> OBJECTIVE
Find each line holding "Fermenter" and copy it out.

---

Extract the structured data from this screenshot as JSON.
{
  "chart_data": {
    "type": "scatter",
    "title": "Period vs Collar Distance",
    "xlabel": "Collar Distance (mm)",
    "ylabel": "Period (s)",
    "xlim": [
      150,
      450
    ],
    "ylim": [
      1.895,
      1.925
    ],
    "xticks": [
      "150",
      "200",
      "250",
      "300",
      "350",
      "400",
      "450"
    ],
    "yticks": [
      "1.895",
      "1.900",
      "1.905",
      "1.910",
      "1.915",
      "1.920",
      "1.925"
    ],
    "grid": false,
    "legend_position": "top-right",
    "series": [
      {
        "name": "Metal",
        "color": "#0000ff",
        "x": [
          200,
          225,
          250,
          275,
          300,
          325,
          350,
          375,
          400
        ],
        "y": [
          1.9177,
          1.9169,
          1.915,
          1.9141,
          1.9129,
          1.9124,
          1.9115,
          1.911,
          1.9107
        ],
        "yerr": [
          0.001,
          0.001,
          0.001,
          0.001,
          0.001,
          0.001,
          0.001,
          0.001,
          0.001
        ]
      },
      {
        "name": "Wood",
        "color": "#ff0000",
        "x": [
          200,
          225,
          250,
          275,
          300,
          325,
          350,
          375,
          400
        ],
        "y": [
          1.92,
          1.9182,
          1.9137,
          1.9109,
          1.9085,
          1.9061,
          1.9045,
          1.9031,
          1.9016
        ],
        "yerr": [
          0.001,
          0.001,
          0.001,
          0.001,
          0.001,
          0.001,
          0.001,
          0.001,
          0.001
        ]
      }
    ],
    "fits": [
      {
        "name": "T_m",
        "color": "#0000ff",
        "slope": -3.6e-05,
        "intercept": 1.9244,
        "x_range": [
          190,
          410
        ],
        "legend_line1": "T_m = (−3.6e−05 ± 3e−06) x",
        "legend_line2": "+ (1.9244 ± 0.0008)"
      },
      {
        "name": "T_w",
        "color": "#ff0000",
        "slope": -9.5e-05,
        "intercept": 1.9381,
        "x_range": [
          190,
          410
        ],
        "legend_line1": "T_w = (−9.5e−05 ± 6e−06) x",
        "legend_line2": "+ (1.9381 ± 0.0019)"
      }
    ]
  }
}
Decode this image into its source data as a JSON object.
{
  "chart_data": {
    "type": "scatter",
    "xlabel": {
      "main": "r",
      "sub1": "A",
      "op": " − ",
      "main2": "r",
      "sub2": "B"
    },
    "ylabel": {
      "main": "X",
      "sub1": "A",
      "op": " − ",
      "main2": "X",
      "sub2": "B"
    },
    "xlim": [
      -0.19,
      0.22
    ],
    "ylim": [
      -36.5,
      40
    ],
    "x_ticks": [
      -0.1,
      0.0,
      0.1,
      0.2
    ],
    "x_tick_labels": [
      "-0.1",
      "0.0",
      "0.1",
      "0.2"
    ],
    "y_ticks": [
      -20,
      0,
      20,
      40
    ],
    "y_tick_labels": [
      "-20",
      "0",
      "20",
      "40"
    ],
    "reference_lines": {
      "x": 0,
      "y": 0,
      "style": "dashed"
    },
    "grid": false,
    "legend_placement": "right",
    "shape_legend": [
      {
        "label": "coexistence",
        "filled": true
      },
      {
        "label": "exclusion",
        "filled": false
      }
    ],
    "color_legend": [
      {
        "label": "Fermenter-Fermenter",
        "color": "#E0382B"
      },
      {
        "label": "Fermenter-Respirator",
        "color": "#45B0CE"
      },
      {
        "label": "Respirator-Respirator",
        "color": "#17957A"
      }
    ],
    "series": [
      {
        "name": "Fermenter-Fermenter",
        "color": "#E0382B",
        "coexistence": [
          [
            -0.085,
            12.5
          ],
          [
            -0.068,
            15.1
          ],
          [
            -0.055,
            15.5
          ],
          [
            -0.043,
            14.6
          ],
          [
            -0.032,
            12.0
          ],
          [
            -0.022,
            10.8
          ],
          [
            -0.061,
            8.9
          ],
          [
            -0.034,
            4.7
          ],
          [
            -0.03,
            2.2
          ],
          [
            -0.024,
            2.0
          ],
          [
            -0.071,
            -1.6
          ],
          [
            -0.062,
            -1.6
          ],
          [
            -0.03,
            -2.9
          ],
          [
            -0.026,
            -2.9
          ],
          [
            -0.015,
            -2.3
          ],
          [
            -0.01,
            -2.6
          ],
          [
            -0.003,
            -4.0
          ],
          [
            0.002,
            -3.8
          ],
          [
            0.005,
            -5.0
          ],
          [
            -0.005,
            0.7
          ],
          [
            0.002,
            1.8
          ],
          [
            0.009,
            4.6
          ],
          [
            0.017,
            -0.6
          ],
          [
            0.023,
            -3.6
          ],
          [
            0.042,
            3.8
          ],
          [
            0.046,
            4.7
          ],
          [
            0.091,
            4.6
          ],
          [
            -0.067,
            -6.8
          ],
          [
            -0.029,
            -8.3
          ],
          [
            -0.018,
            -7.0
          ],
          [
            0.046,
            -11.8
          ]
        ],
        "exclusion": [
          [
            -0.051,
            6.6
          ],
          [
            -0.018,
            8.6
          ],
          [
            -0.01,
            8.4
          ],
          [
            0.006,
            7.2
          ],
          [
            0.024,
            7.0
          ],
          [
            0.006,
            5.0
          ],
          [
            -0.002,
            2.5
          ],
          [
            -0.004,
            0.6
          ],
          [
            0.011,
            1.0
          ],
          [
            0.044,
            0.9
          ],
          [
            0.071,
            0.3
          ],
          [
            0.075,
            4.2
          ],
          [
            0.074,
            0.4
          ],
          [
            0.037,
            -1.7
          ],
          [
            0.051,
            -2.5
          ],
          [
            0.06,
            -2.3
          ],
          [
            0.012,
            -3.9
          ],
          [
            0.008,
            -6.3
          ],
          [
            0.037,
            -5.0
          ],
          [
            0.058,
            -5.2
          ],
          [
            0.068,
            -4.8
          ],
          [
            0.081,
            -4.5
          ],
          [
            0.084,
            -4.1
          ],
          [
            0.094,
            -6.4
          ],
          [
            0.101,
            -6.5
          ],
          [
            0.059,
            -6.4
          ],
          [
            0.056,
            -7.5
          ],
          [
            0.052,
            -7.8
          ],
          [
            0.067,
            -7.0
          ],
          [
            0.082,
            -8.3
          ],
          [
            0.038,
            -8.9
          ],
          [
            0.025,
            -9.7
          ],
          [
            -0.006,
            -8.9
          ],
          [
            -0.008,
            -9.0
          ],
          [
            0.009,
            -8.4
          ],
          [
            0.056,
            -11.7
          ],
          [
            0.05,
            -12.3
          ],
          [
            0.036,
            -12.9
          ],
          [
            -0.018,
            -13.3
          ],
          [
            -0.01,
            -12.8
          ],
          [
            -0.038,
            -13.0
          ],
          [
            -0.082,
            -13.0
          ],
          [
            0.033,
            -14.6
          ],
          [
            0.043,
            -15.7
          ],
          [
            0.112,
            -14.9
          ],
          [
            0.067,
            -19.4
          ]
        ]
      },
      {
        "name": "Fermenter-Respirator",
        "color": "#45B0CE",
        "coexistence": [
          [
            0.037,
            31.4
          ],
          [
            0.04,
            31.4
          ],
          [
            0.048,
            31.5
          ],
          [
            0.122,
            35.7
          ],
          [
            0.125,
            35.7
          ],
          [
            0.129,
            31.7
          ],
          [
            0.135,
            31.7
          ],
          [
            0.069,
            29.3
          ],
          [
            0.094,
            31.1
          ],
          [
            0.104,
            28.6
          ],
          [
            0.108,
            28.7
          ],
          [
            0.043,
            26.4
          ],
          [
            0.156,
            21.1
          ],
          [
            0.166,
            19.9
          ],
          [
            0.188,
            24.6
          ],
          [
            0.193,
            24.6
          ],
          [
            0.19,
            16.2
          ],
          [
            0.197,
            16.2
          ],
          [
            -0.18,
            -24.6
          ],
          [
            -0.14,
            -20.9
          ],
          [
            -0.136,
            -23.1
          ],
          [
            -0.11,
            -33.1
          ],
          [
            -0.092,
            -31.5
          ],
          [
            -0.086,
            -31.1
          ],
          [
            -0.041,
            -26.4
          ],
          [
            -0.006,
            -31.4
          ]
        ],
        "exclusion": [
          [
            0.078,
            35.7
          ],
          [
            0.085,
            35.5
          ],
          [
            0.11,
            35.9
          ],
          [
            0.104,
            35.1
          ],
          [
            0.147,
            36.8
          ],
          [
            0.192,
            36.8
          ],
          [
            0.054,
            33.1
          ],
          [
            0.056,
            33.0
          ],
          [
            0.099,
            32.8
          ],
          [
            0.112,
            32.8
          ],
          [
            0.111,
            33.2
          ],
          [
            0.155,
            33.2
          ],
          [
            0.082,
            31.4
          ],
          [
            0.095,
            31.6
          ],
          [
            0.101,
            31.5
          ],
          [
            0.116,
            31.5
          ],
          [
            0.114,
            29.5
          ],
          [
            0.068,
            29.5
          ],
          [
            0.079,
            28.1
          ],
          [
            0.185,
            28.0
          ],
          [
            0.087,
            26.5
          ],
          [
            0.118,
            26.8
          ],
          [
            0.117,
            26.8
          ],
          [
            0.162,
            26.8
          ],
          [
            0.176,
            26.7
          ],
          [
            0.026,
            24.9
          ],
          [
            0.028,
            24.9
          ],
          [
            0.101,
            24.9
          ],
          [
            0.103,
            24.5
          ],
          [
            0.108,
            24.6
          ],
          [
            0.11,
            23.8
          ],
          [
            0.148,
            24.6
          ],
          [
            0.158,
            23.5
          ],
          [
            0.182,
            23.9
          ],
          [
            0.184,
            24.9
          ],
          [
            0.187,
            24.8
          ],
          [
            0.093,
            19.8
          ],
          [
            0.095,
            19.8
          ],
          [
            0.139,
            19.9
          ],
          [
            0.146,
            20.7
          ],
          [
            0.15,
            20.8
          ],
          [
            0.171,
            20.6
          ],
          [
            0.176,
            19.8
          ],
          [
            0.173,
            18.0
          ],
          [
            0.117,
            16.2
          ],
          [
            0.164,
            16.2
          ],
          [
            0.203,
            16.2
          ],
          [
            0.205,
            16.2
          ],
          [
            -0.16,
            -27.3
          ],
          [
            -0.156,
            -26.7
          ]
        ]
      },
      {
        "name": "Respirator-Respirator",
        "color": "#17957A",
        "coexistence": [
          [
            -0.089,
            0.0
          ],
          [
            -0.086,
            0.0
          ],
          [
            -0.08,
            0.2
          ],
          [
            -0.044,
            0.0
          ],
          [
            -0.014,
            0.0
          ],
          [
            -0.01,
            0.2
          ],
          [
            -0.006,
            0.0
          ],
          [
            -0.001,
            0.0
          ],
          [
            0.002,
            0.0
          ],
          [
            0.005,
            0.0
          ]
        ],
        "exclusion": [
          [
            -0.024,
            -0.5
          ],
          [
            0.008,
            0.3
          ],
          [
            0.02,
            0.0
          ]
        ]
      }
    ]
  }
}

---

> EXERCISE SOLUTION
        "label": "Fermenter-Fermenter",
        "label": "Fermenter-Respirator",
        "name": "Fermenter-Fermenter",
        "name": "Fermenter-Respirator",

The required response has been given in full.